QUÉ HARÁS
A - En el texto sobre el dinero y la televisión, ¿por qué la publicidad no financiaba la información? Contesta en una o dos oraciones.
B - Convierte en una lista el párrafo del texto sobre el dinero y la televisión que empieza con "La primera es clásica" y conserva sus datos principales.
C - Retoma el texto sobre el dinero y la televisión y continúalo a partir de su última oración.

TEXTO DEL EJERCICIO

------------------------------

Se trata de una metáfora brutal sobre el tiempo que vivimos en este final de 2010. Que puede tener al menos dos lecturas.

La primera es clásica: el dinero manda. Ya lo escribió Quevedo hace cuatro siglos: “Madre, yo al oro me humillo, él es mi amante y mi amado, poderoso caballero es don dinero”. El dinero pone y quita canales. El dinero establece cuánta y qué información recibimos. El dinero escribe la agenda sobre lo que se informa y sobre lo que se opina. El dinero determina qué debates se escuchan y qué debates se callan. Jamás el ser humano dispuso al mismo tiempo de tanta información y de tanta desinformación. Es la paradoja de nuestro tiempo: a mayor información, menos conocimiento.

La segunda lectura tampoco es muy alentadora: el dinero acude donde lo lleva la gente. La publicidad no financiaba la información porque muy pocos la consumían. Y la publicidad financiará el cotilleo porque muchos lo consumirán. El mercado televisivo puede resultarnos deleznable en su rentabilidad social, pero nadie duda de la rentabilidad económica que presta a sus accionistas. Es decir, si los dueños del canal suprimen CNN+ para emitir Gran Hermano 24h es porque los telespectadores prefieren este último producto. Lo cual dice mucho sobre los valores cívicos predominantes.

------------------------------

CONJUNTO DE REGISTROS
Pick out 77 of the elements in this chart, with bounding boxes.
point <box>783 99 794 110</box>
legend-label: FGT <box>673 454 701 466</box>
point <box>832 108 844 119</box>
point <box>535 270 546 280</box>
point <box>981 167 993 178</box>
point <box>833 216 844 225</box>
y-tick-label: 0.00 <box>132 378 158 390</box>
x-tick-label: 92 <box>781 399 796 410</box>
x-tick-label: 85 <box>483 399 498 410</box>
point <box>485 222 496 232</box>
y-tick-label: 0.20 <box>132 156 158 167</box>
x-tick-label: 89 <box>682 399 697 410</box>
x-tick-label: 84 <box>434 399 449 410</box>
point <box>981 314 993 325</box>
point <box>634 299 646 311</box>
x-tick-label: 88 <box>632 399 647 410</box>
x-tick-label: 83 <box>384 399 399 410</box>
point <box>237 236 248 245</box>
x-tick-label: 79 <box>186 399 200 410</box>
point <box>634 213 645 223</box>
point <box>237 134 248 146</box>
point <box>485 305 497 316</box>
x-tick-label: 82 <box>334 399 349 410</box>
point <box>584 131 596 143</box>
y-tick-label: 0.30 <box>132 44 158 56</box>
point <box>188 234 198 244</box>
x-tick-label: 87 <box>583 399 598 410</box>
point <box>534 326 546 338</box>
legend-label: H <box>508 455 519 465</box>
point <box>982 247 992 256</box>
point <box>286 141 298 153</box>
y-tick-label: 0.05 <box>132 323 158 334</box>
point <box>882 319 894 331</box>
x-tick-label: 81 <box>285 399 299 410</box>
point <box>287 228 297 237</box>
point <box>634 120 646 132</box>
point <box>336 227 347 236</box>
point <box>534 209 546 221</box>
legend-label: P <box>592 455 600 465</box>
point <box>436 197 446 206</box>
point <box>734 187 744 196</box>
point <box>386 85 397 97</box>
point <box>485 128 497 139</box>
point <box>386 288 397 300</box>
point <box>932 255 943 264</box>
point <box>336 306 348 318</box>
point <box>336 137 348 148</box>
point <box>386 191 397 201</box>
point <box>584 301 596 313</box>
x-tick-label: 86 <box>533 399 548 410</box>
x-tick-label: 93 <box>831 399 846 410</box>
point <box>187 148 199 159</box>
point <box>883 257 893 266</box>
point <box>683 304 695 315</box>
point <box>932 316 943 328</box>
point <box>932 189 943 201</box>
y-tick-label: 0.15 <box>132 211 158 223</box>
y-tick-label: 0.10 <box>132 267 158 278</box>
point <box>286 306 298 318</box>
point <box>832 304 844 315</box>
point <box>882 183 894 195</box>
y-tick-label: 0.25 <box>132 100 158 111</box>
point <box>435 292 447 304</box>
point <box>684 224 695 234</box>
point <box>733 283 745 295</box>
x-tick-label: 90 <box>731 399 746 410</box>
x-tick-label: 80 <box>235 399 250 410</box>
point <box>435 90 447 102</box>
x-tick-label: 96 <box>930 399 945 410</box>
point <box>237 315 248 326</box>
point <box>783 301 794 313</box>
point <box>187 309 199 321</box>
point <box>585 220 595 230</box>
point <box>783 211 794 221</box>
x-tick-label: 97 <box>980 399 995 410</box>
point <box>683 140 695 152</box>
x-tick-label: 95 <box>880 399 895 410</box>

------------------------------

RESULTADOS
A - La publicidad no financiaba la información porque muy pocos la consumían. El texto lo explica con la idea de que el dinero acude donde lo lleva la gente.

B -
- Primera lectura: el dinero manda.
- Quevedo lo escribió hace cuatro siglos: "poderoso caballero es don dinero".
- El dinero pone y quita canales.
- Decide cuánta información recibimos y de qué tipo.
- Fija la agenda de lo que se informa y de lo que se opina.
- Determina qué debates se escuchan y cuáles se callan.
- Nunca hubo a la vez tanta información y tanta desinformación.
- La paradoja de nuestro tiempo: a mayor información, menos conocimiento.

C -
Ahora bien, en estos días de buenos propósitos para el tiempo nuevo quizás podamos interpretar este hecho como una gran provocación. Propongámonos para el año 2011 estos dos objetivos sencillos. Que el dinero mande menos. Y que los valores cívicos predominantes estén más cerca de la búsqueda del saber que de la mera contemplación hedonista de la holgazanería.

Puede que este sea un buen camino para orillar la vergüenza que muchos padres como yo pasamos en estos días, intentando explicar a nuestros hijos adolescentes por qué la sociedad española desprecia el conocimiento y abraza el cotilleo ruin.